All Shook Up May 2008

Dunmow Broadcast & Recorder
Dick Whittington Jan 2008
The Weekly News Review by Michael Gray
Always a seasonal treat to travel to Little Waltham for their traditional village panto. And this Dick was one of the best of recent years.
Beautifully painted sets, a good band, two classic routines impeccably done, plus ripe rhyming couplets and reality TV, all directed by the sure hand of Susan Butler.
A strong cast was led by stalwarts Richard Butler and Gill Haysham. It was a pleasure to watch them work off each other and the volatile matinee house: the front-cloth banter leading up to 'A You're Adorable' was pure magic. Sable Corrie purred and preened inside a wonderful costume as Tommy; her foe King Rat was Mike Lee, also magnificently dressed as a rodent Goth. Steve Buscall blustered nicely as the Captain, with Andy Walker as his first mate. Our level-headed, thigh-slapping hero was Sue Joyce, with Lisa Jones charming as Alice and the inimitable Glyn Jones as her father. And a special word for Karen Wray, promoted from follow-spot to Fairy at four days' notice. I liked the running gags - throwing painful missiles into the wings - though we could have had more groanworthy jokes, and local references.

The Weekly News did get a mention, as did sponsors the Rose and Crown, where we had an excellent Sunday lunch before the show.

Small Miracle
Small Miracle at the Mercury by Neil D’Sonza - June 2007
Six of us went to the Mercury recently and saw the above. Here are two different views of the play.
The scene: A rundown caravan park attached to a religious shrine in rural Ireland.
The Characters: A dysfunctional ‘family’ consisting of mother and 13 year old daughter – Irish, the mother’s boyfriend – Indian and his elderly mother.
Mix in family rows, mysterious phone calls to the dead and a “miracle” which turns the ailing mother into a feisty woman who starts a relationship with the park’s manager, much to the horror of her son.
The second Mercury production staged by placing three banks of seats on the stage fitted this space beautifully. The direction and acting were brilliant. I especially loved the music which merged Iris and Indian together and was accompanied by snatches of dances to match.
There were funny moments and poignant moments but the play as a whole didn’t work. The ending however was intriguing.
After seeing four magnificent productions this was a disappointing end to the season.

The title of Neil D’Souza’s play gives nothing away. When I came out at the interval someone asked me ‘What do you think?’ and I had to answer honestly ‘I don’t know’. Indeed, from what we had seen in the first half, the play could as easily been called ‘Family at War’ or ‘The Battle of Cultures’ or ‘Five Characters in Search of a Story’!
We had an Irish Janitor of a ‘certain age’ in charge of a site of religious significance and its dreary camping site (for pilgrims of course) in Knock. ‘Holidaying’ there were an Irish mother with her Anglo-Indian boyfriend, who has brought along his indomitable mother and a zany (loony?) daughter (though it was never clear to me whether this was ‘their’ daughter or just ‘her’ daughter).

Source data -
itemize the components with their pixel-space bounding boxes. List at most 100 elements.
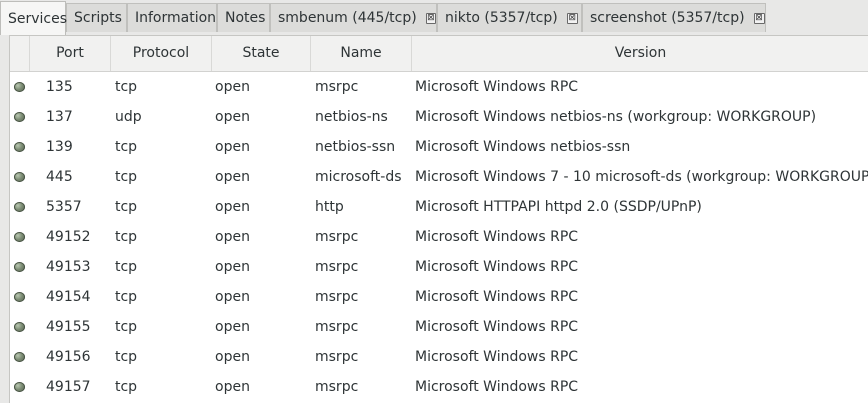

Job - In the theater reviews, who played the Fairy in the Little Waltham production of Dick Whittington?

Response for this exercise - Karen Wray, who was promoted from follow-spot to Fairy at four days' notice.